▶ Task to complete
Reproduce all of the material word for word.

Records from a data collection

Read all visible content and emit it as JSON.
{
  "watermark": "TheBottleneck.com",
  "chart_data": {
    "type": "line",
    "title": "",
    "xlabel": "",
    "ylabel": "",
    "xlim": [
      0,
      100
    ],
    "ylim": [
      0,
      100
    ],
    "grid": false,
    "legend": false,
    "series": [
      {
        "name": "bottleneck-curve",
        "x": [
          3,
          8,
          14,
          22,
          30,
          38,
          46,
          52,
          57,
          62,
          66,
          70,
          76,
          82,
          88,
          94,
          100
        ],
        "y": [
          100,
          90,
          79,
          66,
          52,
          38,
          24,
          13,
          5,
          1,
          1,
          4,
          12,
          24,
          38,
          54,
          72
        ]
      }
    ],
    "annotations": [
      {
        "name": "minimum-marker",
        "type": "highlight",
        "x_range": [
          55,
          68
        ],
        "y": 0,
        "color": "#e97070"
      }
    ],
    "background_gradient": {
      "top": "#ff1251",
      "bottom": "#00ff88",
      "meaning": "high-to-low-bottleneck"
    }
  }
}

▶ Task answer
Read all visible content and emit it as JSON.
{
  "watermark": "TheBottleneck.com",
  "chart_data": {
    "type": "line",
    "title": "",
    "xlabel": "",
    "ylabel": "",
    "xlim": [
      0,
      100
    ],
    "ylim": [
      0,
      100
    ],
    "grid": false,
    "legend": false,
    "series": [
      {
        "name": "bottleneck-curve",
        "x": [
          3,
          8,
          14,
          22,
          30,
          38,
          46,
          52,
          57,
          62,
          66,
          70,
          76,
          82,
          88,
          94,
          100
        ],
        "y": [
          100,
          90,
          79,
          66,
          52,
          38,
          24,
          13,
          5,
          1,
          1,
          4,
          12,
          24,
          38,
          54,
          72
        ]
      }
    ],
    "annotations": [
      {
        "name": "minimum-marker",
        "type": "highlight",
        "x_range": [
          55,
          68
        ],
        "y": 0,
        "color": "#e97070"
      }
    ],
    "background_gradient": {
      "top": "#ff1251",
      "bottom": "#00ff88",
      "meaning": "high-to-low-bottleneck"
    }
  }
}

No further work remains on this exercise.